Retype the listing that follows, exactly as written.

Saved data entries
--- begin ---

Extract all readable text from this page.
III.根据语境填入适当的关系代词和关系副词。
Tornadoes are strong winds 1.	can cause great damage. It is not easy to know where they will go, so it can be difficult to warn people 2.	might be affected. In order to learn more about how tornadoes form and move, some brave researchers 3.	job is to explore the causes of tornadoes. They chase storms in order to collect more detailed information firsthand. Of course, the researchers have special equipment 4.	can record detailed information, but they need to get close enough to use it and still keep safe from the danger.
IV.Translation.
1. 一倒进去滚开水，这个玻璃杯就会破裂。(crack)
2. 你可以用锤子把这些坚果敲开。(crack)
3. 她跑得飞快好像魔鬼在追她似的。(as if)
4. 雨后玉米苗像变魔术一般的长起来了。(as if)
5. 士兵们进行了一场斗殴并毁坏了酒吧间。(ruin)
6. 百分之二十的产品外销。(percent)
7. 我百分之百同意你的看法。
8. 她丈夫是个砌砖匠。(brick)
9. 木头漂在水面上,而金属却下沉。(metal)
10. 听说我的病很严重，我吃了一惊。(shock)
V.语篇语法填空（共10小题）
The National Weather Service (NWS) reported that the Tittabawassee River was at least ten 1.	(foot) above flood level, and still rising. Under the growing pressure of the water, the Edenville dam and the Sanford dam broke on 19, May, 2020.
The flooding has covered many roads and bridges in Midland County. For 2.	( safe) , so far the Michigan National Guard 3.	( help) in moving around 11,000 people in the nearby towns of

--- end ---

- The result:
Extract all readable text from this page.
III.根据语境填入适当的关系代词和关系副词。
Tornadoes are strong winds 1.	can cause great damage. It is not easy to know where they will go, so it can be difficult to warn people 2.	might be affected. In order to learn more about how tornadoes form and move, some brave researchers 3.	job is to explore the causes of tornadoes. They chase storms in order to collect more detailed information firsthand. Of course, the researchers have special equipment 4.	can record detailed information, but they need to get close enough to use it and still keep safe from the danger.
IV.Translation.
1. 一倒进去滚开水，这个玻璃杯就会破裂。(crack)
2. 你可以用锤子把这些坚果敲开。(crack)
3. 她跑得飞快好像魔鬼在追她似的。(as if)
4. 雨后玉米苗像变魔术一般的长起来了。(as if)
5. 士兵们进行了一场斗殴并毁坏了酒吧间。(ruin)
6. 百分之二十的产品外销。(percent)
7. 我百分之百同意你的看法。
8. 她丈夫是个砌砖匠。(brick)
9. 木头漂在水面上,而金属却下沉。(metal)
10. 听说我的病很严重，我吃了一惊。(shock)
V.语篇语法填空（共10小题）
The National Weather Service (NWS) reported that the Tittabawassee River was at least ten 1.	(foot) above flood level, and still rising. Under the growing pressure of the water, the Edenville dam and the Sanford dam broke on 19, May, 2020.
The flooding has covered many roads and bridges in Midland County. For 2.	( safe) , so far the Michigan National Guard 3.	( help) in moving around 11,000 people in the nearby towns of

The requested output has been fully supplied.